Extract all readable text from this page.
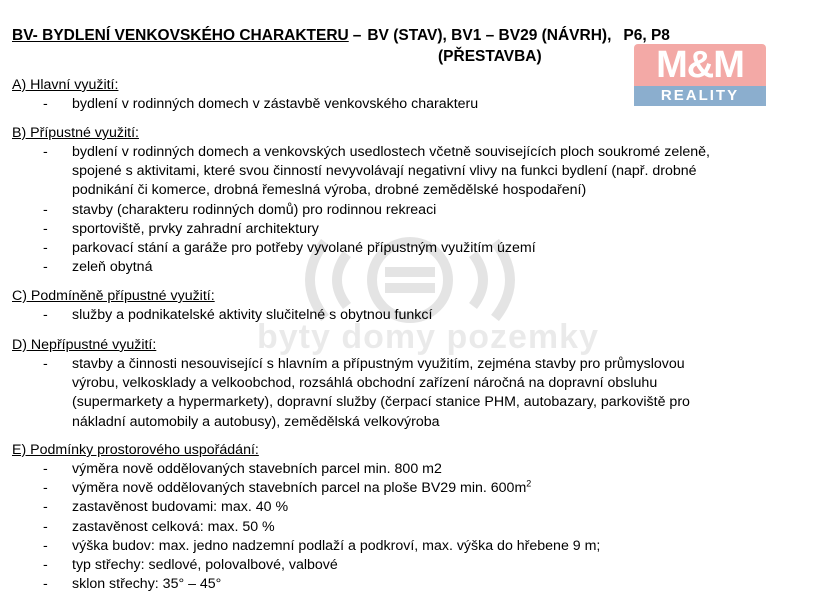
BV- BYDLENÍ VENKOVSKÉHO CHARAKTERU – BV (STAV), BV1 – BV29 (NÁVRH), P6, P8
(PŘESTAVBA)	M&M
REALITY
byty domy pozemky
A) Hlavní využití:
- bydlení v rodinných domech v zástavbě venkovského charakteru
B) Přípustné využití:
- bydlení v rodinných domech a venkovských usedlostech včetně souvisejících ploch soukromé zeleně,
spojené s aktivitami, které svou činností nevyvolávají negativní vlivy na funkci bydlení (např. drobné
podnikání či komerce, drobná řemeslná výroba, drobné zemědělské hospodaření)
- stavby (charakteru rodinných domů) pro rodinnou rekreaci
- sportoviště, prvky zahradní architektury
- parkovací stání a garáže pro potřeby vyvolané přípustným využitím území
- zeleň obytná
C) Podmíněně přípustné využití:
- služby a podnikatelské aktivity slučitelné s obytnou funkcí
D) Nepřípustné využití:
- stavby a činnosti nesouvisející s hlavním a přípustným využitím, zejména stavby pro průmyslovou
výrobu, velkosklady a velkoobchod, rozsáhlá obchodní zařízení náročná na dopravní obsluhu
(supermarkety a hypermarkety), dopravní služby (čerpací stanice PHM, autobazary, parkoviště pro
nákladní automobily a autobusy), zemědělská velkovýroba
E) Podmínky prostorového uspořádání:
- výměra nově oddělovaných stavebních parcel min. 800 m2
- výměra nově oddělovaných stavebních parcel na ploše BV29 min. $600m^2$
- zastavěnost budovami: max. 40 %
- zastavěnost celková: max. 50 %
- výška budov: max. jedno nadzemní podlaží a podkroví, max. výška do hřebene 9 m;
- typ střechy: sedlové, polovalbové, valbové
- sklon střechy: 35° – 45°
○ ○ ○ ○
REQUIRED WORK: All the records above need to be given again word for word. Skip the pictures.

THE RESPONSE:
Extract all readable text from this page.
BV- BYDLENÍ VENKOVSKÉHO CHARAKTERU – BV (STAV), BV1 – BV29 (NÁVRH), P6, P8
(PŘESTAVBA)	M&M
REALITY
byty domy pozemky
A) Hlavní využití:
- bydlení v rodinných domech v zástavbě venkovského charakteru
B) Přípustné využití:
- bydlení v rodinných domech a venkovských usedlostech včetně souvisejících ploch soukromé zeleně,
spojené s aktivitami, které svou činností nevyvolávají negativní vlivy na funkci bydlení (např. drobné
podnikání či komerce, drobná řemeslná výroba, drobné zemědělské hospodaření)
- stavby (charakteru rodinných domů) pro rodinnou rekreaci
- sportoviště, prvky zahradní architektury
- parkovací stání a garáže pro potřeby vyvolané přípustným využitím území
- zeleň obytná
C) Podmíněně přípustné využití:
- služby a podnikatelské aktivity slučitelné s obytnou funkcí
D) Nepřípustné využití:
- stavby a činnosti nesouvisející s hlavním a přípustným využitím, zejména stavby pro průmyslovou
výrobu, velkosklady a velkoobchod, rozsáhlá obchodní zařízení náročná na dopravní obsluhu
(supermarkety a hypermarkety), dopravní služby (čerpací stanice PHM, autobazary, parkoviště pro
nákladní automobily a autobusy), zemědělská velkovýroba
E) Podmínky prostorového uspořádání:
- výměra nově oddělovaných stavebních parcel min. 800 m2
- výměra nově oddělovaných stavebních parcel na ploše BV29 min. $600m^2$
- zastavěnost budovami: max. 40 %
- zastavěnost celková: max. 50 %
- výška budov: max. jedno nadzemní podlaží a podkroví, max. výška do hřebene 9 m;
- typ střechy: sedlové, polovalbové, valbové
- sklon střechy: 35° – 45°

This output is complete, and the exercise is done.